== GIVEN DATA
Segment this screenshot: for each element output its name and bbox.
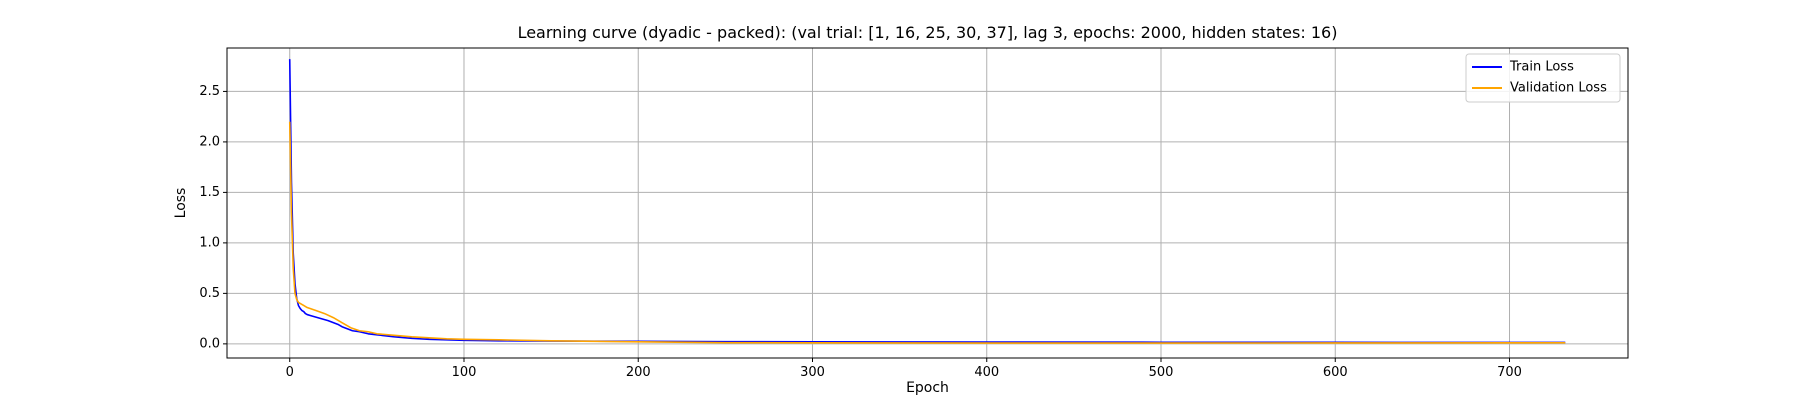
x-tick-label: 0: [286, 365, 294, 380]
legend-label-train: Train Loss: [1509, 60, 1574, 75]
y-tick-label: 0.0: [199, 336, 220, 351]
y-axis-label: Loss: [173, 188, 189, 219]
x-tick-label: 700: [1497, 365, 1522, 380]
y-tick-label: 1.5: [199, 185, 220, 200]
y-tick-label: 2.5: [199, 84, 220, 99]
legend-box: [1465, 53, 1621, 103]
legend-label-validation: Validation Loss: [1510, 81, 1607, 96]
series-lines: [288, 59, 1566, 344]
y-tick-label: 1.0: [199, 235, 220, 250]
grid: [227, 48, 1628, 358]
plot-frame: [226, 47, 1629, 359]
x-tick-label: 100: [452, 365, 477, 380]
axis-ticks: 0 100 200 300 400 500 600 700 0.0 0.5 1.0 1.5 2.0 2.5: [199, 84, 1522, 380]
x-tick-label: 200: [626, 365, 651, 380]
y-tick-label: 2.0: [199, 134, 220, 149]
x-axis-label: Epoch: [906, 380, 949, 396]
legend: Train Loss Validation Loss: [1465, 53, 1621, 103]
series-line-validation-loss: [288, 121, 1566, 344]
x-tick-label: 600: [1323, 365, 1348, 380]
chart-title: Learning curve (dyadic - packed): (val t…: [518, 23, 1338, 42]
series-line-train-loss: [288, 59, 1566, 344]
y-tick-label: 0.5: [199, 286, 220, 301]
x-tick-label: 400: [974, 365, 999, 380]
x-tick-label: 500: [1149, 365, 1174, 380]
x-tick-label: 300: [800, 365, 825, 380]
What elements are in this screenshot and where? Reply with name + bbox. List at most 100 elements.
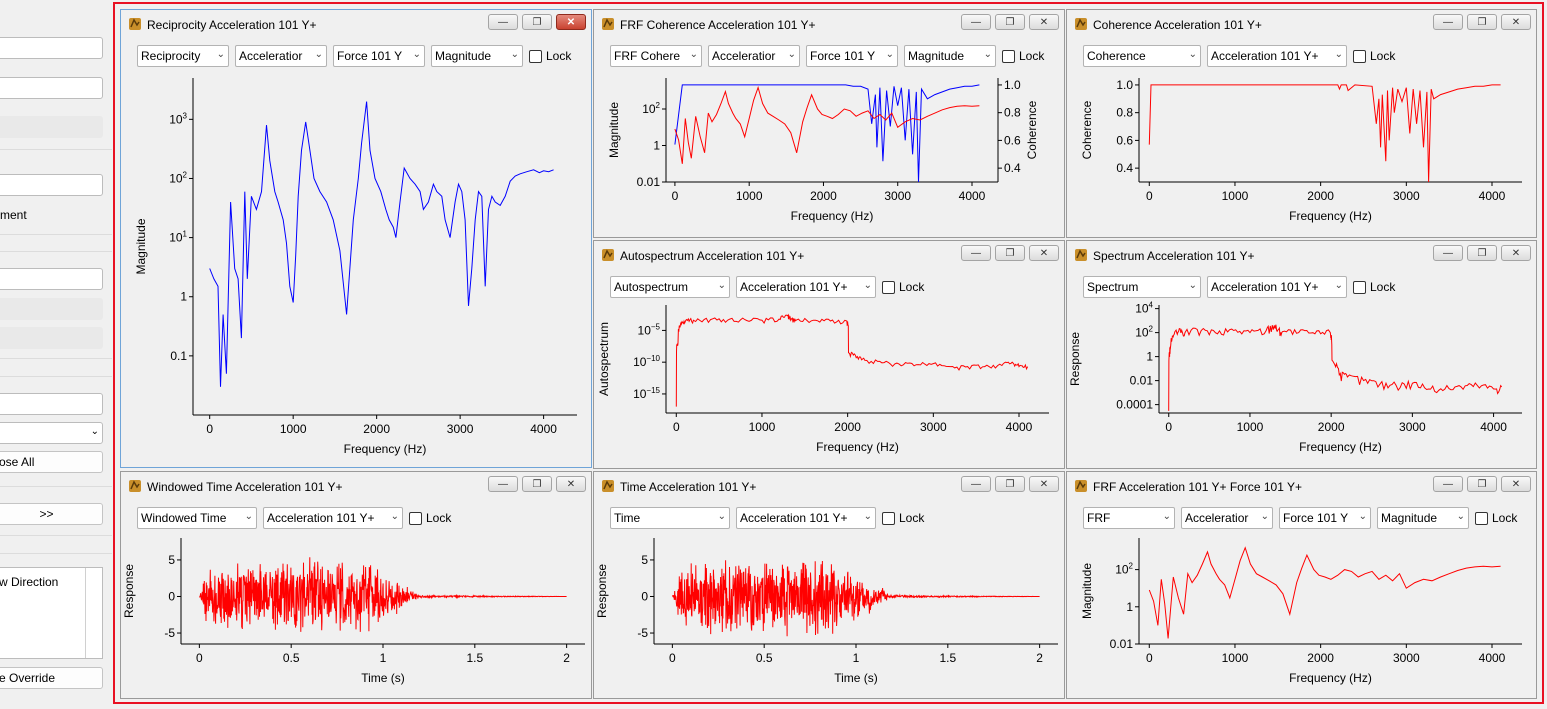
====
DIRECTIVE – Could you output every line of the records word for word, without the pictures?

TASK OUTPUT –
Segment this screenshot: for each element output its name and bbox.
x-tick-label: 0: [286, 365, 294, 380]
legend-label-train: Train Loss: [1509, 60, 1574, 75]
y-tick-label: 0.0: [199, 336, 220, 351]
y-axis-label: Loss: [173, 188, 189, 219]
x-tick-label: 700: [1497, 365, 1522, 380]
y-tick-label: 1.5: [199, 185, 220, 200]
y-tick-label: 2.5: [199, 84, 220, 99]
legend-box: [1465, 53, 1621, 103]
legend-label-validation: Validation Loss: [1510, 81, 1607, 96]
series-lines: [288, 59, 1566, 344]
y-tick-label: 1.0: [199, 235, 220, 250]
grid: [227, 48, 1628, 358]
plot-frame: [226, 47, 1629, 359]
x-tick-label: 100: [452, 365, 477, 380]
axis-ticks: 0 100 200 300 400 500 600 700 0.0 0.5 1.0 1.5 2.0 2.5: [199, 84, 1522, 380]
x-tick-label: 200: [626, 365, 651, 380]
y-tick-label: 2.0: [199, 134, 220, 149]
x-axis-label: Epoch: [906, 380, 949, 396]
legend: Train Loss Validation Loss: [1465, 53, 1621, 103]
series-line-validation-loss: [288, 121, 1566, 344]
x-tick-label: 600: [1323, 365, 1348, 380]
chart-title: Learning curve (dyadic - packed): (val t…: [518, 23, 1338, 42]
series-line-train-loss: [288, 59, 1566, 344]
y-tick-label: 0.5: [199, 286, 220, 301]
x-tick-label: 400: [974, 365, 999, 380]
x-tick-label: 500: [1149, 365, 1174, 380]
x-tick-label: 300: [800, 365, 825, 380]
What elements are in this screenshot and where? Reply with name + bbox. List at most 100 elements.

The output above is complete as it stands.